== Given information ==

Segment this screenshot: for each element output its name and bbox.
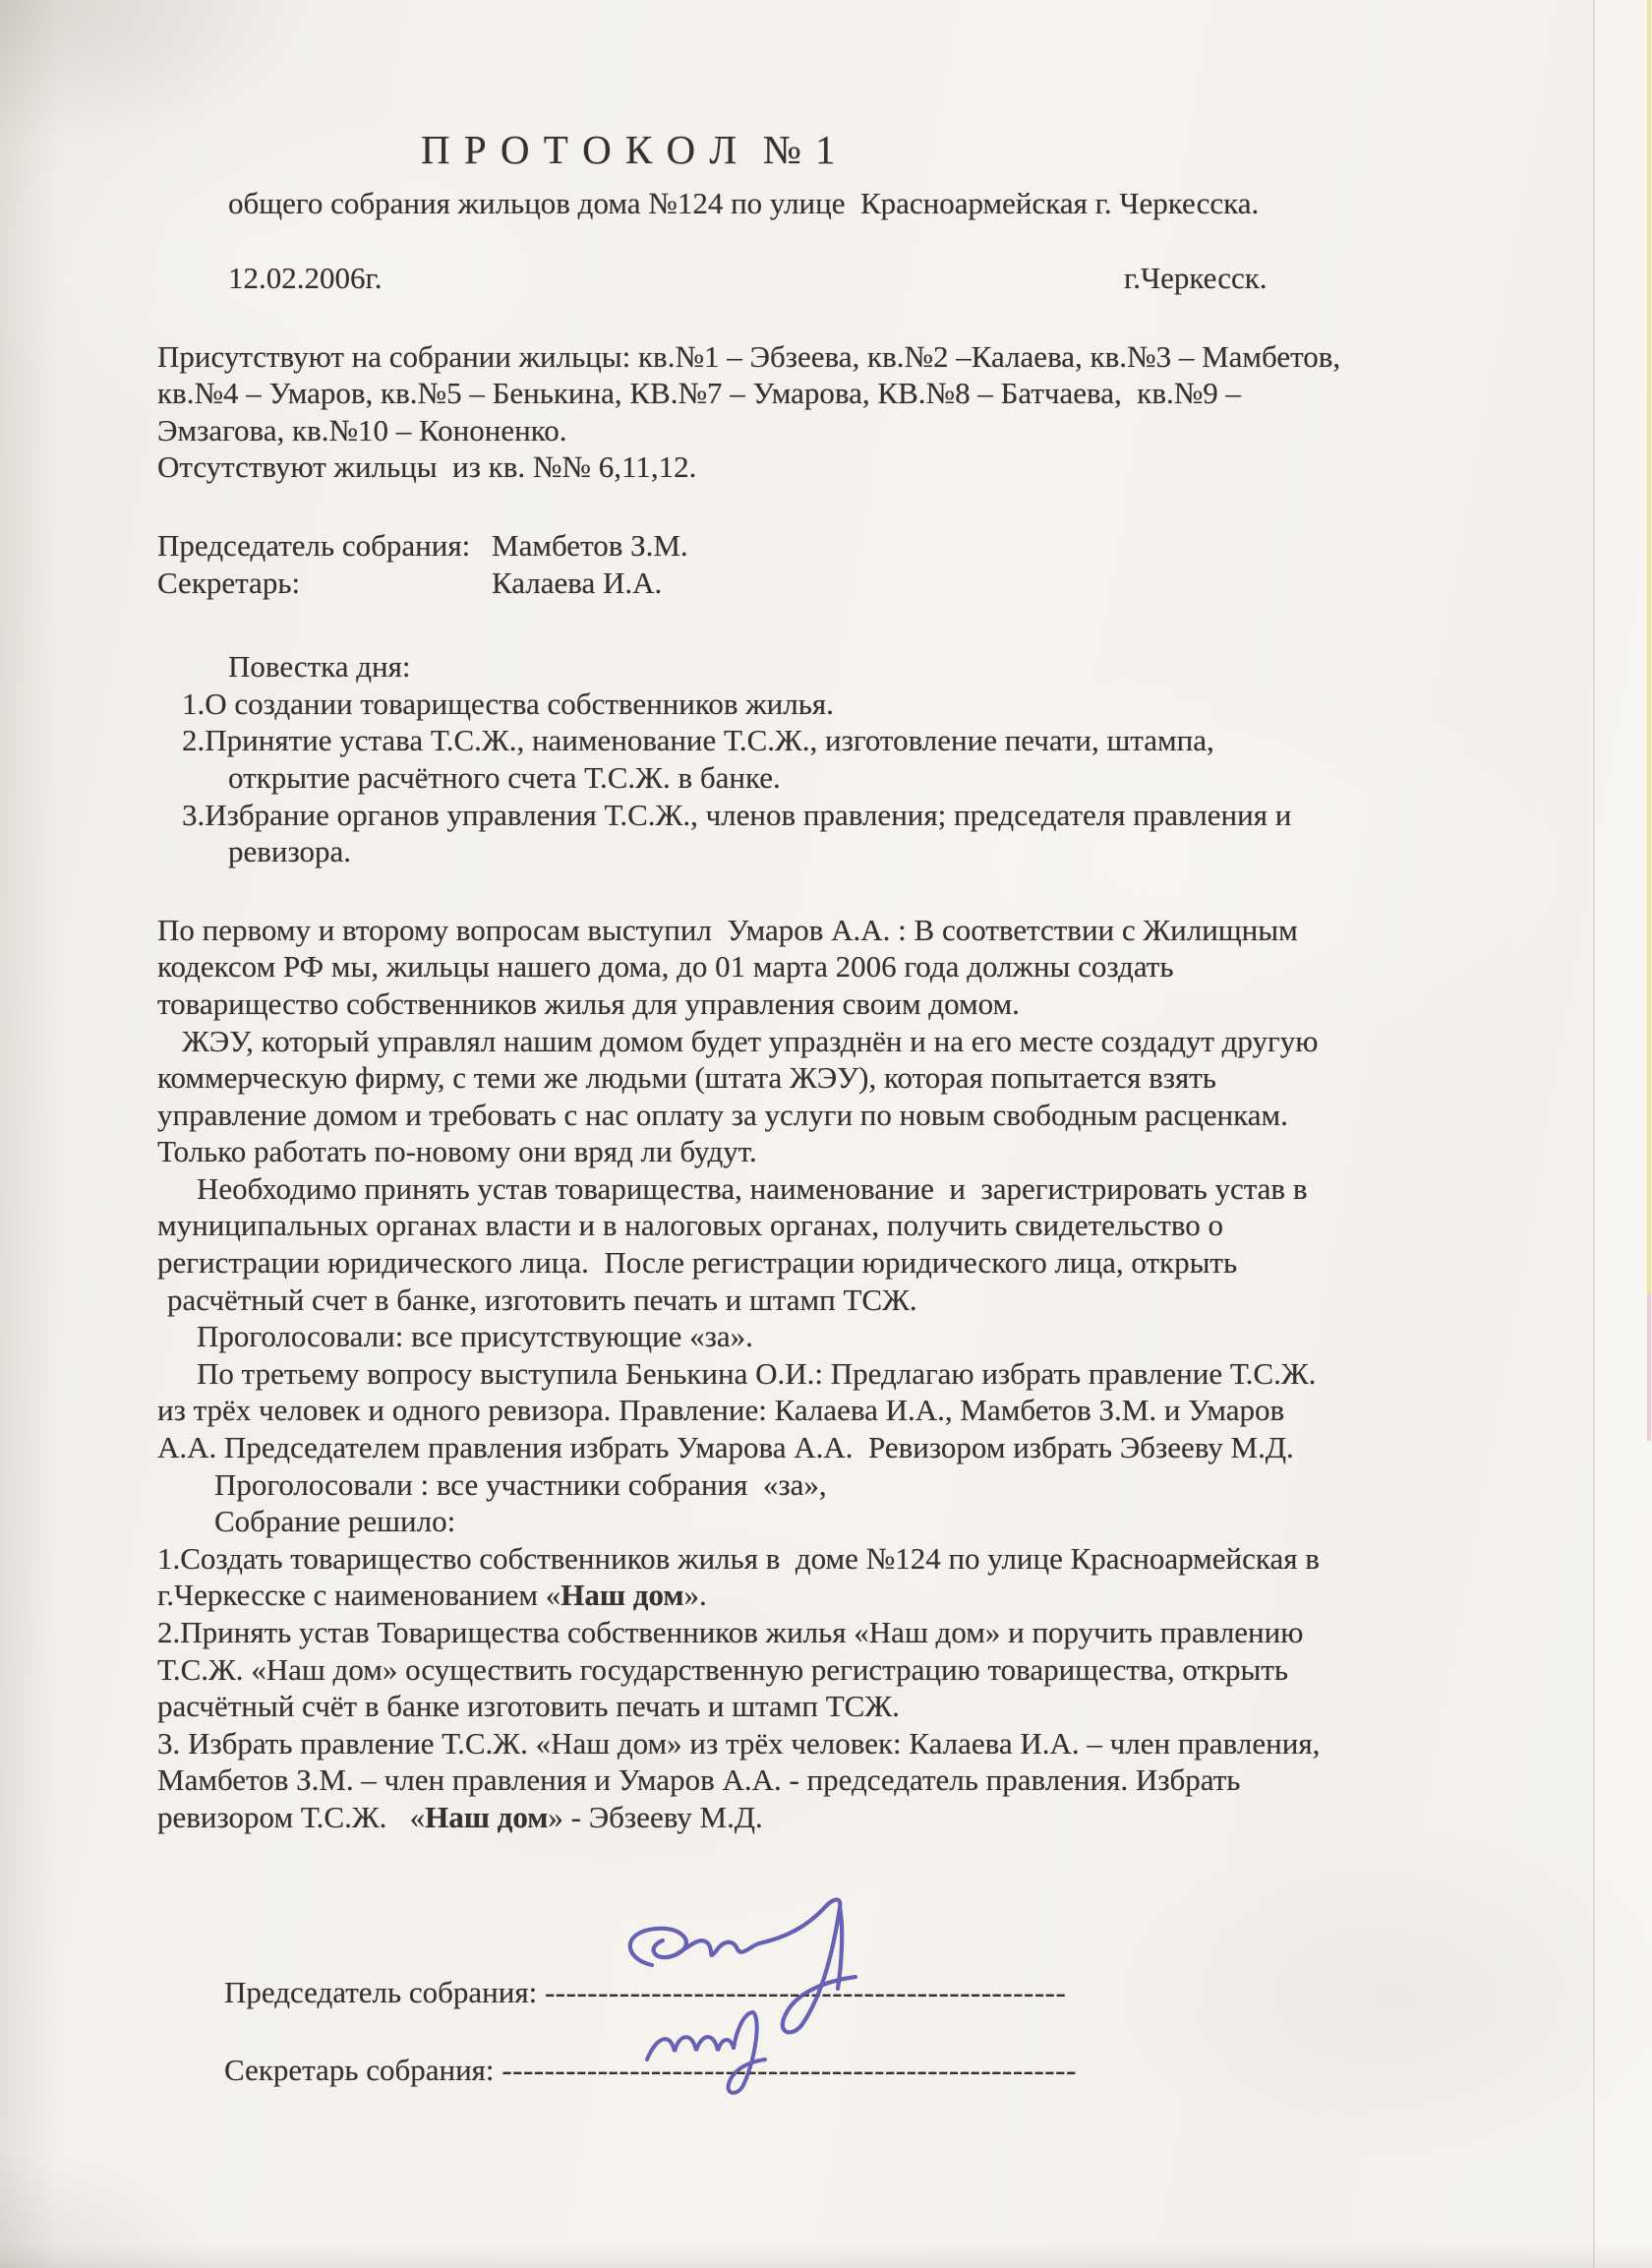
attendees-paragraph: Присутствуют на собрании жильцы: кв.№1 –… (157, 338, 1514, 486)
tsj-name-bold: Наш дом (425, 1800, 548, 1834)
document-city: г.Черкесск. (1124, 260, 1268, 297)
page-title: П Р О Т О К О Л № 1 (421, 126, 1514, 173)
document-date: 12.02.2006г. (228, 260, 382, 297)
chairman-signature-row: Председатель собрания: -----------------… (224, 1974, 1514, 2011)
agenda-item-3: 3.Избрание органов управления Т.С.Ж., чл… (182, 797, 1514, 834)
absent-line: Отсутствуют жильцы из кв. №№ 6,11,12. (157, 448, 1514, 486)
resolved-heading: Собрание решило: (214, 1503, 1514, 1540)
scan-left-shadow (0, 0, 59, 2268)
decision-1-line: г.Черкесске с наименованием «Наш дом». (157, 1577, 1514, 1614)
attendees-line: Эмзагова, кв.№10 – Кононенко. (157, 412, 1514, 449)
body-line: А.А. Председателем правления избрать Ума… (157, 1429, 1514, 1466)
scan-edge-yellow-line (1647, 0, 1651, 1293)
chairman-label: Председатель собрания: (157, 527, 492, 565)
decision-text: ». (683, 1578, 706, 1612)
decision-3-line: ревизором Т.С.Ж. «Наш дом» - Эбзееву М.Д… (157, 1799, 1514, 1836)
decision-text: ревизором Т.С.Ж. « (157, 1800, 425, 1834)
decision-text: г.Черкесске с наименованием « (157, 1578, 560, 1612)
body-line: муниципальных органах власти и в налогов… (157, 1207, 1514, 1244)
agenda-heading: Повестка дня: (228, 648, 1514, 686)
secretary-label: Секретарь: (157, 565, 492, 602)
page-subtitle: общего собрания жильцов дома №124 по ули… (228, 185, 1514, 222)
chairman-row: Председатель собрания: Мамбетов З.М. (157, 527, 1514, 565)
scan-right-strip (1595, 0, 1652, 2268)
decision-text: » - Эбзееву М.Д. (548, 1800, 762, 1834)
decision-2-line: 2.Принять устав Товарищества собственник… (157, 1614, 1514, 1651)
scan-bottom-shadow (0, 2242, 1652, 2268)
secretary-row: Секретарь: Калаева И.А. (157, 565, 1514, 602)
agenda-item-3-continued: ревизора. (228, 833, 1514, 870)
chairman-signature-line: ----------------------------------------… (545, 1975, 1066, 2009)
secretary-name: Калаева И.А. (492, 565, 662, 602)
body-line: кодексом РФ мы, жильцы нашего дома, до 0… (157, 948, 1514, 985)
body-line: По первому и второму вопросам выступил У… (157, 912, 1514, 949)
body-line: управление домом и требовать с нас оплат… (157, 1097, 1514, 1134)
secretary-signature-row: Секретарь собрания: --------------------… (224, 2052, 1514, 2089)
date-row: 12.02.2006г. г.Черкесск. (157, 260, 1514, 297)
secretary-signature-line: ----------------------------------------… (502, 2053, 1076, 2087)
body-line: По третьему вопросу выступила Бенькина О… (197, 1355, 1514, 1393)
body-line: Необходимо принять устав товарищества, н… (197, 1170, 1514, 1208)
body-line: регистрации юридического лица. После рег… (157, 1244, 1514, 1282)
body-line: расчётный счет в банке, изготовить печат… (167, 1282, 1514, 1319)
scan-fold-line (1593, 0, 1595, 2268)
tsj-name-bold: Наш дом (560, 1578, 683, 1612)
minutes-body: По первому и второму вопросам выступил У… (157, 912, 1514, 1836)
vote-result-line: Проголосовали : все участники собрания «… (214, 1466, 1514, 1504)
decision-3-line: Мамбетов З.М. – член правления и Умаров … (157, 1761, 1514, 1799)
body-line: товарищество собственников жилья для упр… (157, 985, 1514, 1023)
vote-result-line: Проголосовали: все присутствующие «за». (197, 1318, 1514, 1355)
secretary-signature-label: Секретарь собрания: (224, 2053, 502, 2087)
decision-3-line: 3. Избрать правление Т.С.Ж. «Наш дом» из… (157, 1725, 1514, 1762)
attendees-line: Присутствуют на собрании жильцы: кв.№1 –… (157, 338, 1514, 376)
body-line: коммерческую фирму, с теми же людьми (шт… (157, 1059, 1514, 1097)
body-line: из трёх человек и одного ревизора. Правл… (157, 1392, 1514, 1429)
agenda-block: Повестка дня: 1.О создании товарищества … (157, 648, 1514, 870)
decision-1-line: 1.Создать товарищество собственников жил… (157, 1540, 1514, 1578)
attendees-line: кв.№4 – Умаров, кв.№5 – Бенькина, КВ.№7 … (157, 375, 1514, 412)
officers-block: Председатель собрания: Мамбетов З.М. Сек… (157, 527, 1514, 601)
agenda-item-2: 2.Принятие устава Т.С.Ж., наименование Т… (182, 722, 1514, 759)
decision-2-line: Т.С.Ж. «Наш дом» осуществить государстве… (157, 1651, 1514, 1689)
chairman-name: Мамбетов З.М. (492, 527, 688, 565)
document-page: П Р О Т О К О Л № 1 общего собрания жиль… (0, 0, 1652, 2268)
document-content: П Р О Т О К О Л № 1 общего собрания жиль… (157, 126, 1514, 2089)
agenda-item-2-continued: открытие расчётного счета Т.С.Ж. в банке… (228, 759, 1514, 797)
scan-edge-pink-line (1647, 1293, 1651, 1441)
agenda-item-1: 1.О создании товарищества собственников … (182, 686, 1514, 723)
decision-2-line: расчётный счёт в банке изготовить печать… (157, 1688, 1514, 1725)
signature-block: Председатель собрания: -----------------… (157, 1974, 1514, 2089)
chairman-signature-label: Председатель собрания: (224, 1975, 545, 2009)
body-line: Только работать по-новому они вряд ли бу… (157, 1133, 1514, 1170)
body-line: ЖЭУ, который управлял нашим домом будет … (182, 1023, 1514, 1060)
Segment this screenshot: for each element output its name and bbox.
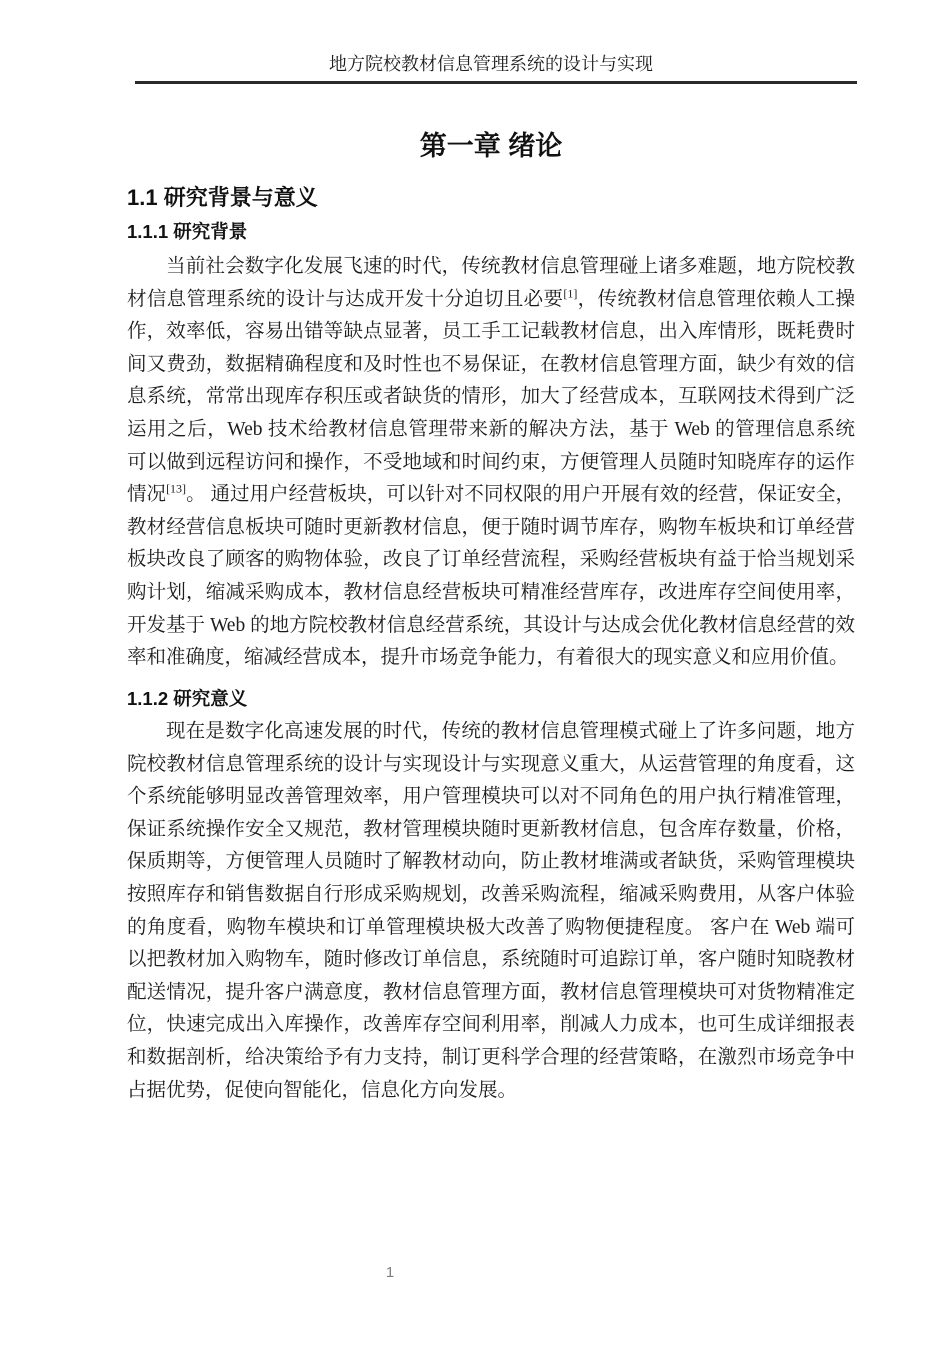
paragraph-research-background: 当前社会数字化发展飞速的时代，传统教材信息管理碰上诸多难题，地方院校教材信息管理… <box>127 251 855 675</box>
page-number: 1 <box>375 1264 405 1281</box>
chapter-title: 第一章 绪论 <box>127 127 855 165</box>
document-page: 地方院校教材信息管理系统的设计与实现 第一章 绪论 1.1 研究背景与意义 1.… <box>0 0 950 1346</box>
subsection-heading-1-1-2: 1.1.2 研究意义 <box>127 686 855 712</box>
para1-text-3: 。 通过用户经营板块，可以针对不同权限的用户开展有效的经营，保证安全，教材经营信… <box>127 484 855 668</box>
para1-text-2: ，传统教材信息管理依赖人工操作，效率低，容易出错等缺点显著，员工手工记载教材信息… <box>127 289 855 506</box>
subsection-heading-1-1-1: 1.1.1 研究背景 <box>127 219 855 245</box>
paragraph-research-significance: 现在是数字化高速发展的时代，传统的教材信息管理模式碰上了许多问题，地方院校教材信… <box>127 716 855 1107</box>
page-content: 地方院校教材信息管理系统的设计与实现 第一章 绪论 1.1 研究背景与意义 1.… <box>127 0 855 1346</box>
citation-ref-13: [13] <box>166 482 186 496</box>
section-heading-1-1: 1.1 研究背景与意义 <box>127 183 855 213</box>
running-header-title: 地方院校教材信息管理系统的设计与实现 <box>127 50 855 78</box>
citation-ref-1: [1] <box>563 286 577 300</box>
header-rule <box>135 81 857 84</box>
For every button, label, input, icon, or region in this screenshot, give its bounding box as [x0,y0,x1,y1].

===

• [Set task] Tally the lines of the material that contain the word "жильцы", with case counting, and give only the number.

• [Solution] 4